Given request ▸
Rewrite every row below, replacing "peak-point" with "peak-marker" wherever it occurs and keeping everything else identical.

Region boundary data ▸
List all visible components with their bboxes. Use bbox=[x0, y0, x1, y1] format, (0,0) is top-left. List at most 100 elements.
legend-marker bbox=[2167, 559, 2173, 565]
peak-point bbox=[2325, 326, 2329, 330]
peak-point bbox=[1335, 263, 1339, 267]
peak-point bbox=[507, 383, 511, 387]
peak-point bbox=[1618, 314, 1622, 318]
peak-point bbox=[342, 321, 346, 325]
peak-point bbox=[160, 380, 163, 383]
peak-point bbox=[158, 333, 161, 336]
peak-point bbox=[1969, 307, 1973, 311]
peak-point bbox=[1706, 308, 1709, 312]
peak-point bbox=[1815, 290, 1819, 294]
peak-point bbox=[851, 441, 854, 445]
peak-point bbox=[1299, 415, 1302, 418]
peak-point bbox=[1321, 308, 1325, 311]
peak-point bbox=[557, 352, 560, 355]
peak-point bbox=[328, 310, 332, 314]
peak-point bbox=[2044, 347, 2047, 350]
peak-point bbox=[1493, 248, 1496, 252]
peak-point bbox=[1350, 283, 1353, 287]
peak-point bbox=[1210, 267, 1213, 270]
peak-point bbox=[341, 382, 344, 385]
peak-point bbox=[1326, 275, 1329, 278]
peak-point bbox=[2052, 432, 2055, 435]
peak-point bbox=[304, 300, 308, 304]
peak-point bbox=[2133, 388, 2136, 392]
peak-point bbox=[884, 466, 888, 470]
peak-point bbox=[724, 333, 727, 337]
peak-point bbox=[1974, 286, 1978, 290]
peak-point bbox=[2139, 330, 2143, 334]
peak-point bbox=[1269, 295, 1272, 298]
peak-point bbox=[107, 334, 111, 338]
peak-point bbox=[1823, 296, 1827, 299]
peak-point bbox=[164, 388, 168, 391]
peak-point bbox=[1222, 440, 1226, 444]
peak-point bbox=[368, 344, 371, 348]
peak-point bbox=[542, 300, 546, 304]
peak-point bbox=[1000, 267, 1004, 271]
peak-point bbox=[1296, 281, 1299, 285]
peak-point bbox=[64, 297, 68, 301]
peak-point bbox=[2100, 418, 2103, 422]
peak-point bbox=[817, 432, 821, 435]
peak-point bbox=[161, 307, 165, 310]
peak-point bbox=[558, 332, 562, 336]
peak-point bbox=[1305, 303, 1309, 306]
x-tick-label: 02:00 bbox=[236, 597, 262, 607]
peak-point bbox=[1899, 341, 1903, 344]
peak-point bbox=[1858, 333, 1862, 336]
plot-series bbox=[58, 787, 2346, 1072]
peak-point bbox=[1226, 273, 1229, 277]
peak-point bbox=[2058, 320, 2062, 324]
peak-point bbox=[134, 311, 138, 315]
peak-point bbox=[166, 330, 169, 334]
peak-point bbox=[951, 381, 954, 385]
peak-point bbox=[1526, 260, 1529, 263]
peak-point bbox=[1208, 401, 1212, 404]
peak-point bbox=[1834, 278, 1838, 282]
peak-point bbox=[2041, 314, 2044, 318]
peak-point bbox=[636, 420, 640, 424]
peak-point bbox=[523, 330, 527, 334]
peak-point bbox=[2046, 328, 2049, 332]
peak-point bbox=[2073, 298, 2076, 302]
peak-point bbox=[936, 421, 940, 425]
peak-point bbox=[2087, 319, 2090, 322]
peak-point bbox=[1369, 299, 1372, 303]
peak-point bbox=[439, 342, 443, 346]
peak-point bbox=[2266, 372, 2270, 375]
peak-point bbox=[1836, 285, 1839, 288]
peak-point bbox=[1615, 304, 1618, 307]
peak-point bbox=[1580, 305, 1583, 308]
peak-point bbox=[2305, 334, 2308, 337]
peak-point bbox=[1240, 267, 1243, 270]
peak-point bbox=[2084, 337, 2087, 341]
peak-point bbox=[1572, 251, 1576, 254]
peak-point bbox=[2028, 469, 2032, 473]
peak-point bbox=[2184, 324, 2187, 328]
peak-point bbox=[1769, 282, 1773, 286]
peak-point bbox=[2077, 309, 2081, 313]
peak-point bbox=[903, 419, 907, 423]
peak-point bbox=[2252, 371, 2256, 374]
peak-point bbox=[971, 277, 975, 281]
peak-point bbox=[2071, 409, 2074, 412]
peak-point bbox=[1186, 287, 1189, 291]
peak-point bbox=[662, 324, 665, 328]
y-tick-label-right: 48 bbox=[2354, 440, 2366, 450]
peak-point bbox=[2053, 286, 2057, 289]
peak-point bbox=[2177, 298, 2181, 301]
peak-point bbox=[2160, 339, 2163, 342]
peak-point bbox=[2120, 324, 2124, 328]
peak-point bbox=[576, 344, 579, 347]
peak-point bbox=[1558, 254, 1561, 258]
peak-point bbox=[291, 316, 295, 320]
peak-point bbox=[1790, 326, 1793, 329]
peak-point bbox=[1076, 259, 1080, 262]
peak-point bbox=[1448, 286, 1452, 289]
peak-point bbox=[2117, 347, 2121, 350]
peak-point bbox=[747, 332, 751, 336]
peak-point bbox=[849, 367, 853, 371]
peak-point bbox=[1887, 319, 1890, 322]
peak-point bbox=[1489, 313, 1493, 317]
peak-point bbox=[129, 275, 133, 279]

Right answer ▸
List all visible components with their bboxes. Use bbox=[x0, y0, x1, y1] format, (0,0) is top-left. List at most 100 elements.
legend-marker bbox=[2167, 559, 2173, 565]
peak-marker bbox=[2325, 326, 2329, 330]
peak-marker bbox=[1335, 263, 1339, 267]
peak-marker bbox=[507, 383, 511, 387]
peak-marker bbox=[1618, 314, 1622, 318]
peak-marker bbox=[342, 321, 346, 325]
peak-marker bbox=[160, 380, 163, 383]
peak-marker bbox=[158, 333, 161, 336]
peak-marker bbox=[1969, 307, 1973, 311]
peak-marker bbox=[1706, 308, 1709, 312]
peak-marker bbox=[1815, 290, 1819, 294]
peak-marker bbox=[851, 441, 854, 445]
peak-marker bbox=[1299, 415, 1302, 418]
peak-marker bbox=[1321, 308, 1325, 311]
peak-marker bbox=[557, 352, 560, 355]
peak-marker bbox=[328, 310, 332, 314]
peak-marker bbox=[2044, 347, 2047, 350]
peak-marker bbox=[1493, 248, 1496, 252]
peak-marker bbox=[1350, 283, 1353, 287]
peak-marker bbox=[1210, 267, 1213, 270]
peak-marker bbox=[341, 382, 344, 385]
peak-marker bbox=[1326, 275, 1329, 278]
peak-marker bbox=[2052, 432, 2055, 435]
peak-marker bbox=[304, 300, 308, 304]
peak-marker bbox=[2133, 388, 2136, 392]
peak-marker bbox=[884, 466, 888, 470]
peak-marker bbox=[724, 333, 727, 337]
peak-marker bbox=[1974, 286, 1978, 290]
peak-marker bbox=[2139, 330, 2143, 334]
peak-marker bbox=[1269, 295, 1272, 298]
peak-marker bbox=[107, 334, 111, 338]
peak-marker bbox=[1823, 296, 1827, 299]
peak-marker bbox=[164, 388, 168, 391]
peak-marker bbox=[1222, 440, 1226, 444]
peak-marker bbox=[368, 344, 371, 348]
peak-marker bbox=[542, 300, 546, 304]
peak-marker bbox=[1000, 267, 1004, 271]
peak-marker bbox=[1296, 281, 1299, 285]
peak-marker bbox=[64, 297, 68, 301]
peak-marker bbox=[2100, 418, 2103, 422]
peak-marker bbox=[817, 432, 821, 435]
peak-marker bbox=[161, 307, 165, 310]
peak-marker bbox=[558, 332, 562, 336]
peak-marker bbox=[1305, 303, 1309, 306]
x-tick-label: 02:00 bbox=[236, 597, 262, 607]
peak-marker bbox=[1899, 341, 1903, 344]
peak-marker bbox=[1858, 333, 1862, 336]
plot-series bbox=[58, 787, 2346, 1072]
peak-marker bbox=[1226, 273, 1229, 277]
peak-marker bbox=[2058, 320, 2062, 324]
peak-marker bbox=[134, 311, 138, 315]
peak-marker bbox=[166, 330, 169, 334]
peak-marker bbox=[951, 381, 954, 385]
peak-marker bbox=[1526, 260, 1529, 263]
peak-marker bbox=[1208, 401, 1212, 404]
peak-marker bbox=[1834, 278, 1838, 282]
peak-marker bbox=[2041, 314, 2044, 318]
peak-marker bbox=[636, 420, 640, 424]
peak-marker bbox=[523, 330, 527, 334]
peak-marker bbox=[2046, 328, 2049, 332]
peak-marker bbox=[2073, 298, 2076, 302]
peak-marker bbox=[936, 421, 940, 425]
peak-marker bbox=[2087, 319, 2090, 322]
peak-marker bbox=[1369, 299, 1372, 303]
peak-marker bbox=[439, 342, 443, 346]
peak-marker bbox=[2266, 372, 2270, 375]
peak-marker bbox=[1836, 285, 1839, 288]
peak-marker bbox=[1615, 304, 1618, 307]
peak-marker bbox=[1580, 305, 1583, 308]
peak-marker bbox=[2305, 334, 2308, 337]
peak-marker bbox=[1240, 267, 1243, 270]
peak-marker bbox=[2084, 337, 2087, 341]
peak-marker bbox=[1572, 251, 1576, 254]
peak-marker bbox=[2028, 469, 2032, 473]
peak-marker bbox=[2184, 324, 2187, 328]
peak-marker bbox=[1769, 282, 1773, 286]
peak-marker bbox=[2077, 309, 2081, 313]
peak-marker bbox=[903, 419, 907, 423]
peak-marker bbox=[2252, 371, 2256, 374]
peak-marker bbox=[971, 277, 975, 281]
peak-marker bbox=[2071, 409, 2074, 412]
peak-marker bbox=[1186, 287, 1189, 291]
peak-marker bbox=[662, 324, 665, 328]
y-tick-label-right: 48 bbox=[2354, 440, 2366, 450]
peak-marker bbox=[2053, 286, 2057, 289]
peak-marker bbox=[2177, 298, 2181, 301]
peak-marker bbox=[2160, 339, 2163, 342]
peak-marker bbox=[2120, 324, 2124, 328]
peak-marker bbox=[576, 344, 579, 347]
peak-marker bbox=[1558, 254, 1561, 258]
peak-marker bbox=[291, 316, 295, 320]
peak-marker bbox=[1790, 326, 1793, 329]
peak-marker bbox=[1076, 259, 1080, 262]
peak-marker bbox=[1448, 286, 1452, 289]
peak-marker bbox=[2117, 347, 2121, 350]
peak-marker bbox=[747, 332, 751, 336]
peak-marker bbox=[849, 367, 853, 371]
peak-marker bbox=[1887, 319, 1890, 322]
peak-marker bbox=[1489, 313, 1493, 317]
peak-marker bbox=[129, 275, 133, 279]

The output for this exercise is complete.